> _What to work on_
Extract each line where the string "solid" shows up.

> _Data_
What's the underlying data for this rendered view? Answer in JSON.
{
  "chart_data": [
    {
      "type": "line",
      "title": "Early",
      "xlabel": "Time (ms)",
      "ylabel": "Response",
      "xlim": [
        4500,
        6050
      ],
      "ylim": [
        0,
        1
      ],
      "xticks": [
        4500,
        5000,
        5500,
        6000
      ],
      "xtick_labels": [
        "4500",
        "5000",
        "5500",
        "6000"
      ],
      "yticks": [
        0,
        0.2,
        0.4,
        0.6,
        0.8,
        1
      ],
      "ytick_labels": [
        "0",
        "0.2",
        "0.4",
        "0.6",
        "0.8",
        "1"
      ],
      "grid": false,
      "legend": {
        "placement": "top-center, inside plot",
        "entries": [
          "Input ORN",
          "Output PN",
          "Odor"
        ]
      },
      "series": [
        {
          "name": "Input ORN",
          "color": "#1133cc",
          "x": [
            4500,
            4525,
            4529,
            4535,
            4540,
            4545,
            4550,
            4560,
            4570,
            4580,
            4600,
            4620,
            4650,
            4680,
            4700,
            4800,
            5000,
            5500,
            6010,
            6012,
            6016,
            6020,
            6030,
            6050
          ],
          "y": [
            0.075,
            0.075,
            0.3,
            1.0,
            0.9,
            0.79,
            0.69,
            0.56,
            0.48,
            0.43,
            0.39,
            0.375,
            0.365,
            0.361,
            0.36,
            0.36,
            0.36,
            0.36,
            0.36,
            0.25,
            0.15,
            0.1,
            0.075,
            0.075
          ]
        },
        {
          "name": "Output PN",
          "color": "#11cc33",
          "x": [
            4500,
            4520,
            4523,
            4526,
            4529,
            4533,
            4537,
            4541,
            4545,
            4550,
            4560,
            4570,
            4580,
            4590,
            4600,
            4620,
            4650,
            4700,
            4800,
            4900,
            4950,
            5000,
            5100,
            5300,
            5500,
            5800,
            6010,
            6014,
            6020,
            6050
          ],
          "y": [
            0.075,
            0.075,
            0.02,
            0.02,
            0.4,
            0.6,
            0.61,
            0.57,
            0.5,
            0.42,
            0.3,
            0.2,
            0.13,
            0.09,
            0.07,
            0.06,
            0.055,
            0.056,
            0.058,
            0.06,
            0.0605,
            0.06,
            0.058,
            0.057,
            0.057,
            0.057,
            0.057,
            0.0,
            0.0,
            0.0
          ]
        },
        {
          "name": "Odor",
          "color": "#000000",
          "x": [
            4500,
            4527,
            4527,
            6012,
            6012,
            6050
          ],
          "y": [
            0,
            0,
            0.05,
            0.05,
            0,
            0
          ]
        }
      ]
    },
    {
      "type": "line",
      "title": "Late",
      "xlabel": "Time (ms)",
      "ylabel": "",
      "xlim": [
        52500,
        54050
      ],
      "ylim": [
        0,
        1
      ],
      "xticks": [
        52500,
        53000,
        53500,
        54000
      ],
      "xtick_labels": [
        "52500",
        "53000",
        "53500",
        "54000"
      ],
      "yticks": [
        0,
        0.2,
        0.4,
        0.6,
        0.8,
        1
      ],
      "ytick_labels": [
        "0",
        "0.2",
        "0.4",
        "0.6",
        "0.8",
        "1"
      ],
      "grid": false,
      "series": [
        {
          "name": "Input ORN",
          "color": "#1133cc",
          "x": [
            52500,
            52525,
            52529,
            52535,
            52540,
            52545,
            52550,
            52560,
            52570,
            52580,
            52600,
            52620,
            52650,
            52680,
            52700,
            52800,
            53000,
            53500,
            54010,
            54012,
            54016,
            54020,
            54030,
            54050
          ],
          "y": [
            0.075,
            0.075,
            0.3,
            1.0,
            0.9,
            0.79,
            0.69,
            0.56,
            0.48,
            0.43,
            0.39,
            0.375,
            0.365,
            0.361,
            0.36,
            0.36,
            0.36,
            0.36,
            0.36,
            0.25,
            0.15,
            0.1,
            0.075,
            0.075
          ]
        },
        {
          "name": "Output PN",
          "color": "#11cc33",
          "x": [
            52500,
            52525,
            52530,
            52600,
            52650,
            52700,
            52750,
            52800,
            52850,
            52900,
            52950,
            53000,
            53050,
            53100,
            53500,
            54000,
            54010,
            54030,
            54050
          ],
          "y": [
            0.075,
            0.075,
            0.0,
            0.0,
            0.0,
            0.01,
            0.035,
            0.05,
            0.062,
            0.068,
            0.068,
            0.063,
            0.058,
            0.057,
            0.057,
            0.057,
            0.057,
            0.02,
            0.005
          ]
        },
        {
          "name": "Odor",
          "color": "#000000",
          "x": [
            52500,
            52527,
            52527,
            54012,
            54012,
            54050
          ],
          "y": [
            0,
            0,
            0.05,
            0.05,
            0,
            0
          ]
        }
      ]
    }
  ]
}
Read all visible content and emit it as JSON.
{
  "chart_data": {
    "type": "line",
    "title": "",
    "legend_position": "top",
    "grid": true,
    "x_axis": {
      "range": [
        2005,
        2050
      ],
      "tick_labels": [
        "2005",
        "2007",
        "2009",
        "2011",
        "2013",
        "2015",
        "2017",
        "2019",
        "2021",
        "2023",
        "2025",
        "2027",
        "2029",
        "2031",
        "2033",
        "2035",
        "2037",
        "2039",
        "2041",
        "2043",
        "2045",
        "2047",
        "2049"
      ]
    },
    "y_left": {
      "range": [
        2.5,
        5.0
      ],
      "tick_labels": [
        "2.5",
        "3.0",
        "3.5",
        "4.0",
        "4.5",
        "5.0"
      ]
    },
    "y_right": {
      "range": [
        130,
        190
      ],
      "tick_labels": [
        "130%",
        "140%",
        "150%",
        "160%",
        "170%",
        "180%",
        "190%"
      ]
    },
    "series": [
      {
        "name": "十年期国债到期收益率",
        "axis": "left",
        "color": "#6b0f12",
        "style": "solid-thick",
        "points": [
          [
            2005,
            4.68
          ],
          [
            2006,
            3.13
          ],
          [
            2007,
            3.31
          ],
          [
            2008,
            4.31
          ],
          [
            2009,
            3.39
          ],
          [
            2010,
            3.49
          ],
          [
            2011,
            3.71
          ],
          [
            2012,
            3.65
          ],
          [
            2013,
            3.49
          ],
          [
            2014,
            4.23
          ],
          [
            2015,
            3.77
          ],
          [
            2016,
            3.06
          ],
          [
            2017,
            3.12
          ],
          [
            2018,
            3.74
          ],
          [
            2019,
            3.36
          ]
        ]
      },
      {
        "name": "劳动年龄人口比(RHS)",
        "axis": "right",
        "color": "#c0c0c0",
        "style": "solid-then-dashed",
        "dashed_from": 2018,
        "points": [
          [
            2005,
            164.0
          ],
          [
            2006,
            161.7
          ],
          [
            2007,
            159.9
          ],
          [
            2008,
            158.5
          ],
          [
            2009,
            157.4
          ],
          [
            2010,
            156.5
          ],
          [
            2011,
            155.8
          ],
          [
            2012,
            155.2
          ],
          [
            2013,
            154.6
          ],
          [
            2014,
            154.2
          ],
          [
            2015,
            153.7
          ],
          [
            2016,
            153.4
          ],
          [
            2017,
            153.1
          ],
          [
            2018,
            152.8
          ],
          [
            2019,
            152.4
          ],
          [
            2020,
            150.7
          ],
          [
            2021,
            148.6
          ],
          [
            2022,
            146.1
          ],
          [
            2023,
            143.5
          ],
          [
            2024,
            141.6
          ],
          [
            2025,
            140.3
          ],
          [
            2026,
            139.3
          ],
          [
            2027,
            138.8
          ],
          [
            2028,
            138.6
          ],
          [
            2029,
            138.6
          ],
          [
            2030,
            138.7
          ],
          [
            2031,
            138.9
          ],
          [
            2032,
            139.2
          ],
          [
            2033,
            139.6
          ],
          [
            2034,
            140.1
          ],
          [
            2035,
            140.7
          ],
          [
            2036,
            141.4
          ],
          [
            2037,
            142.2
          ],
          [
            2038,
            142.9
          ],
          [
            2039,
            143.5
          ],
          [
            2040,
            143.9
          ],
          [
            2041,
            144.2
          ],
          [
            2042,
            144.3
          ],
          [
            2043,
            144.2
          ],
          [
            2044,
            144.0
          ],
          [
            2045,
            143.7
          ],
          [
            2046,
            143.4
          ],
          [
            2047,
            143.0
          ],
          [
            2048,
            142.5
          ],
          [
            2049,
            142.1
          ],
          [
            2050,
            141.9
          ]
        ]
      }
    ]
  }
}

> _Correct output_
        "style": "solid-thick",
        "style": "solid-then-dashed",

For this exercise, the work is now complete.